Short problem:
Copy the records below exactly, omitting any pictures they contain.

Material provided:

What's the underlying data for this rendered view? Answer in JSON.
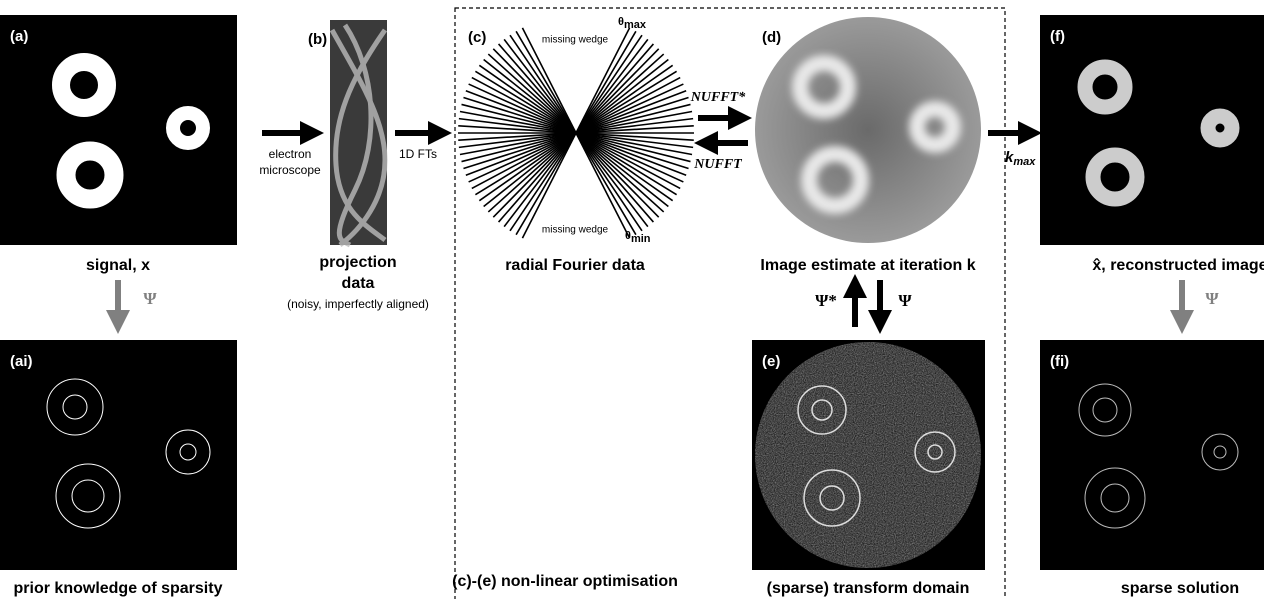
{
  "panels": {
    "a": {
      "label": "(a)",
      "caption": "signal, x"
    },
    "ai": {
      "label": "(ai)",
      "caption": "prior knowledge of sparsity"
    },
    "b": {
      "label": "(b)",
      "caption": [
        "projection",
        "data"
      ],
      "note": "(noisy, imperfectly aligned)"
    },
    "c": {
      "label": "(c)",
      "caption": "radial Fourier data",
      "wedge_top": "missing wedge",
      "wedge_bottom": "missing wedge",
      "theta_max": {
        "symbol": "θ",
        "sub": "max"
      },
      "theta_min": {
        "symbol": "θ",
        "sub": "min"
      }
    },
    "d": {
      "label": "(d)",
      "caption": "Image estimate at iteration k"
    },
    "e": {
      "label": "(e)",
      "caption": "(sparse) transform domain"
    },
    "f": {
      "label": "(f)",
      "caption": "x̂, reconstructed image"
    },
    "fi": {
      "label": "(fi)",
      "caption": "sparse solution"
    }
  },
  "arrows": {
    "a_to_ai": "Ψ",
    "microscope": [
      "electron",
      "microscope"
    ],
    "fourier": "1D FTs",
    "nufft_adjoint": "NUFFT*",
    "nufft": "NUFFT",
    "threshold": {
      "symbol": "k",
      "sub": "max"
    },
    "e_to_d": "Ψ*",
    "d_to_e": "Ψ",
    "f_to_fi": "Ψ"
  },
  "region": "(c)-(e) non-linear optimisation"
}
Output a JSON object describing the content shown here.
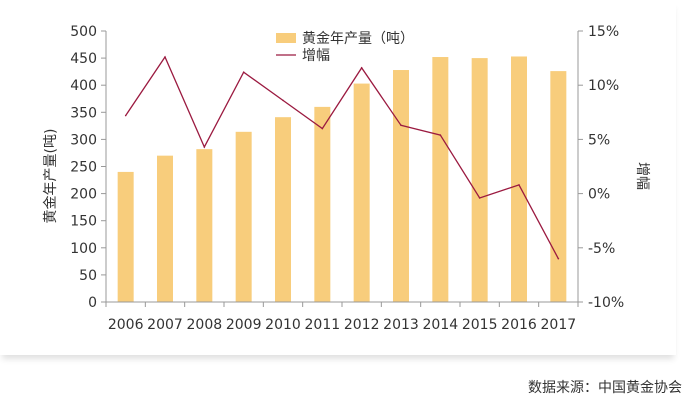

Worked answer:
What's the underlying data for this rendered view? Answer in JSON.
{
  "panels": {
    "a": {
      "label": "(a)",
      "caption": "signal, x"
    },
    "ai": {
      "label": "(ai)",
      "caption": "prior knowledge of sparsity"
    },
    "b": {
      "label": "(b)",
      "caption": [
        "projection",
        "data"
      ],
      "note": "(noisy, imperfectly aligned)"
    },
    "c": {
      "label": "(c)",
      "caption": "radial Fourier data",
      "wedge_top": "missing wedge",
      "wedge_bottom": "missing wedge",
      "theta_max": {
        "symbol": "θ",
        "sub": "max"
      },
      "theta_min": {
        "symbol": "θ",
        "sub": "min"
      }
    },
    "d": {
      "label": "(d)",
      "caption": "Image estimate at iteration k"
    },
    "e": {
      "label": "(e)",
      "caption": "(sparse) transform domain"
    },
    "f": {
      "label": "(f)",
      "caption": "x̂, reconstructed image"
    },
    "fi": {
      "label": "(fi)",
      "caption": "sparse solution"
    }
  },
  "arrows": {
    "a_to_ai": "Ψ",
    "microscope": [
      "electron",
      "microscope"
    ],
    "fourier": "1D FTs",
    "nufft_adjoint": "NUFFT*",
    "nufft": "NUFFT",
    "threshold": {
      "symbol": "k",
      "sub": "max"
    },
    "e_to_d": "Ψ*",
    "d_to_e": "Ψ",
    "f_to_fi": "Ψ"
  },
  "region": "(c)-(e) non-linear optimisation"
}
Output a JSON object describing the content shown here.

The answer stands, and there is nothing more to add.